• **Given problem**: Repeat all entries exactly.

..............................

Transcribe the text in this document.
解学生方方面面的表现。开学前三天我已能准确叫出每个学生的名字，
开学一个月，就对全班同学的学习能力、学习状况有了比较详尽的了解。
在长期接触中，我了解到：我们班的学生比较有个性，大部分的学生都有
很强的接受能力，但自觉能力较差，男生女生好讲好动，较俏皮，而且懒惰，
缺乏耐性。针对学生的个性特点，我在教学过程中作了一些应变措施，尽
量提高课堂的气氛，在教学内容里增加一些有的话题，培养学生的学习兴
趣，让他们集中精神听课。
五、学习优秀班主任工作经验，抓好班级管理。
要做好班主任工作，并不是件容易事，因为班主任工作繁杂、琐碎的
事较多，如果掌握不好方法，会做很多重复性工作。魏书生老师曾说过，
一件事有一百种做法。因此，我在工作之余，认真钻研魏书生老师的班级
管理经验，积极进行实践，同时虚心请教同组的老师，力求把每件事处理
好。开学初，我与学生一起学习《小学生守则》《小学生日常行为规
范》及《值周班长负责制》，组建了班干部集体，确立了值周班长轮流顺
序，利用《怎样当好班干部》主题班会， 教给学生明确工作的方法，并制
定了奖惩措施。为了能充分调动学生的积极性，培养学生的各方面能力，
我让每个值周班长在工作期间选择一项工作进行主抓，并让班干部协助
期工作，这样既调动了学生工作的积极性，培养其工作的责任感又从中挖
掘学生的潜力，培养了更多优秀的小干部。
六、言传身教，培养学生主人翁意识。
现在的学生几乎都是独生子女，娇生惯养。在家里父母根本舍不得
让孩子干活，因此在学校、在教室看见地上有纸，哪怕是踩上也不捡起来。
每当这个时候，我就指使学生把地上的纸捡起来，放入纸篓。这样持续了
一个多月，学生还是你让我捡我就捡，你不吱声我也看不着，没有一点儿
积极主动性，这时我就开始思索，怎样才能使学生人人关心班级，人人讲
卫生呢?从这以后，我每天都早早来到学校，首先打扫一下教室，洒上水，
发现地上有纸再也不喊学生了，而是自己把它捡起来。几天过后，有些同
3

..............................

• **Reply**:
Transcribe the text in this document.
解学生方方面面的表现。开学前三天我已能准确叫出每个学生的名字，
开学一个月，就对全班同学的学习能力、学习状况有了比较详尽的了解。
在长期接触中，我了解到：我们班的学生比较有个性，大部分的学生都有
很强的接受能力，但自觉能力较差，男生女生好讲好动，较俏皮，而且懒惰，
缺乏耐性。针对学生的个性特点，我在教学过程中作了一些应变措施，尽
量提高课堂的气氛，在教学内容里增加一些有的话题，培养学生的学习兴
趣，让他们集中精神听课。
五、学习优秀班主任工作经验，抓好班级管理。
要做好班主任工作，并不是件容易事，因为班主任工作繁杂、琐碎的
事较多，如果掌握不好方法，会做很多重复性工作。魏书生老师曾说过，
一件事有一百种做法。因此，我在工作之余，认真钻研魏书生老师的班级
管理经验，积极进行实践，同时虚心请教同组的老师，力求把每件事处理
好。开学初，我与学生一起学习《小学生守则》《小学生日常行为规
范》及《值周班长负责制》，组建了班干部集体，确立了值周班长轮流顺
序，利用《怎样当好班干部》主题班会， 教给学生明确工作的方法，并制
定了奖惩措施。为了能充分调动学生的积极性，培养学生的各方面能力，
我让每个值周班长在工作期间选择一项工作进行主抓，并让班干部协助
期工作，这样既调动了学生工作的积极性，培养其工作的责任感又从中挖
掘学生的潜力，培养了更多优秀的小干部。
六、言传身教，培养学生主人翁意识。
现在的学生几乎都是独生子女，娇生惯养。在家里父母根本舍不得
让孩子干活，因此在学校、在教室看见地上有纸，哪怕是踩上也不捡起来。
每当这个时候，我就指使学生把地上的纸捡起来，放入纸篓。这样持续了
一个多月，学生还是你让我捡我就捡，你不吱声我也看不着，没有一点儿
积极主动性，这时我就开始思索，怎样才能使学生人人关心班级，人人讲
卫生呢?从这以后，我每天都早早来到学校，首先打扫一下教室，洒上水，
发现地上有纸再也不喊学生了，而是自己把它捡起来。几天过后，有些同
3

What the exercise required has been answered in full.